──────── Page excerpt
In [1]:
import pandas as pd
import numpy as np
from fuzzywuzzy import fuzz

## Hulu Merge

#### Goals:

- Merge Hulu tv shows with IMDB ID


## 1. Import imdb and hulu data

In [2]:
imdb = pd.read_pickle("../Data/imdb_tv_all.pkl")

hulu = pd.read_csv("Data_Hulu_Disney/hulu_shows.csv")

We will look at how many titles we have using the shape function, which will return a tuple indicating number of rows and number of columns.

In [3]:
hulu.shape

(1744, 5)

## 2. Merge dataframes

We will start by merging on title and year in order to get the right IMDB ID (tconst) because there might be some remakes.
We will do this by using a left join in order to keep all the original hulu titles.

In [4]:
hulu_genres = hulu.merge(imdb, left_on=["show", "year"], right_on=["originalTitle", "startYear"], how="left")

From the new merged data frame, we will get a new data frame called hulu_missing1 to get the missing titles that didn't find a match.

In [5]:
hulu_missing1 = hulu_genres[hulu_genres["tconst"].isna()].reset_index(drop=True)[["show", "year", "rating"
                                                                                           , "imdb", "rotten_tomatoes"]]

In [6]:
hulu_missing1.shape

(526, 5)

We are missing 526 titles from 1744 in total.

We will now merge but now using primaryTitle instead of originalTitle, since some of the titles might be in their original language.

In [7]:
hulu_missing1 = hulu_missing1.merge(imdb, left_on=["show", "year"], right_on=["primaryTitle", "startYear"], how="left")

We will create another data frame for those titles who weren't matched.

In [8]:
hulu_missing2 = hulu_missing1[hulu_missing1["tconst"].isna()].reset_index(drop=True)[["show", "year", "rating"
                                                                                               , "imdb", "rotten_tomatoes"]]

In [9]:
hulu_missing2.shape

(416, 5)

We are now missing 416 titles. Since we don't have something else to relate to in this dataframe, we will now import the other data frame from the IMDB data base which includes all different titles created for a single one and the IMDB ID (titleID).

In [10]:
title_regions = pd.read_csv("C:/Users/Admin/Documents/ironhack/title.akas.tsv.gz", sep="\t", low_memory=False)
────────────────
* Instruction A *
In the Hulu merge notebook, rewrite the paragraph beginning "We will start by merging on title and year" as a short bulleted list that keeps its main facts.
* Instruction B *
Continue the Hulu merge notebook, starting after its final cell, which reads in the title regions file.
──────── Collected data
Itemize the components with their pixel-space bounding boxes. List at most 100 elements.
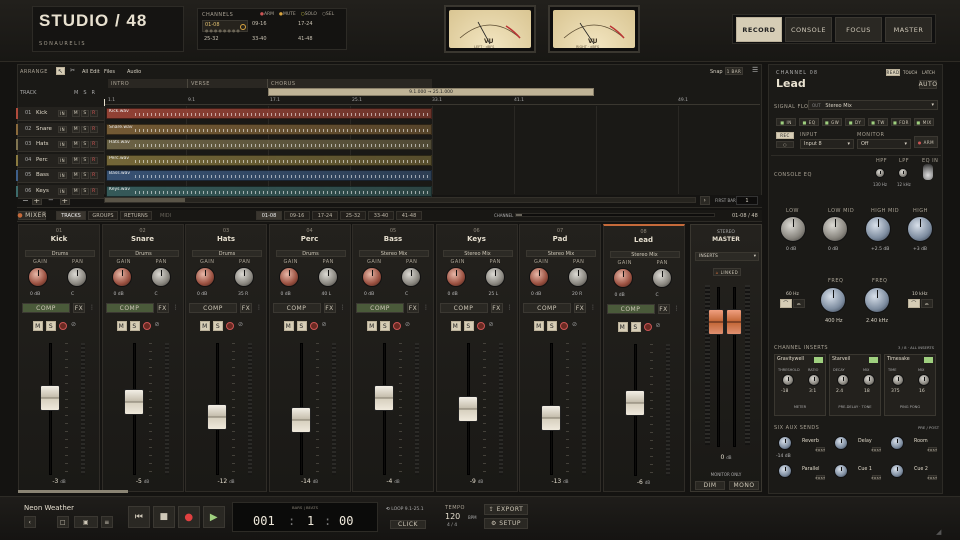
────────────────
* Exercise answer A *
- Merge first on title and year to get the correct IMDB ID (tconst), because some titles may be remakes.
- Use a left join so that every original Hulu title is kept.

* Exercise answer B *
In [11]:
title_regions.head()

Unnamed: 0,titleId,ordering,title,region,language,types,attributes,isOriginalTitle
0,tt0000001,1,Карменсіта,UA,\N,imdbDisplay,\N,0
1,tt0000001,2,Carmencita,DE,\N,\N,literal title,0
2,tt0000001,3,Carmencita - spanyol tánc,HU,\N,imdbDisplay,\N,0
3,tt0000001,4,Καρμενσίτα,GR,\N,imdbDisplay,\N,0
4,tt0000001,5,Карменсита,RU,\N,imdbDisplay,\N,0


We will do the merge of the missing titles with the new title_regions data frame by title name.

In [12]:
hulu_missing2 = hulu_missing2.merge(title_regions, left_on=["show"], right_on=["title"], how="left")

In [13]:
hulu_missing3 = hulu_missing2[hulu_missing2["titleId"].isna()].reset_index(drop=True)[["show", "year", "rating"
                                                                                                , "imdb", "rotten_tomatoes"]]

In [14]:
hulu_missing3.shape

(219, 5)

Now we are just missing 219 titles. We will now try to find the missing title IDs with fuzzy wuzzy.

### 3. Find missing titles using fuzzywuzzy

We will first create a list for missing shows.

In [15]:
hulu_shows_missing = [show for show in hulu_missing3["show"]]

In [16]:
imdb_titles = [title for title in imdb["primaryTitle"]]

We will use the same function we created on 03.2_a_netflix_missing_title_ids to find the most similar title on the imdb title basics file.

In [17]:
def find_shows(show):
    matches = []

    for title in imdb_titles:
        # compute ratio and remove case-sensitivity
        ratio = fuzz.ratio(title.lower(), show.lower())

        # add all matches to list with ratio > 60
        if ratio >= 60:
            matches.append((title, show, ratio))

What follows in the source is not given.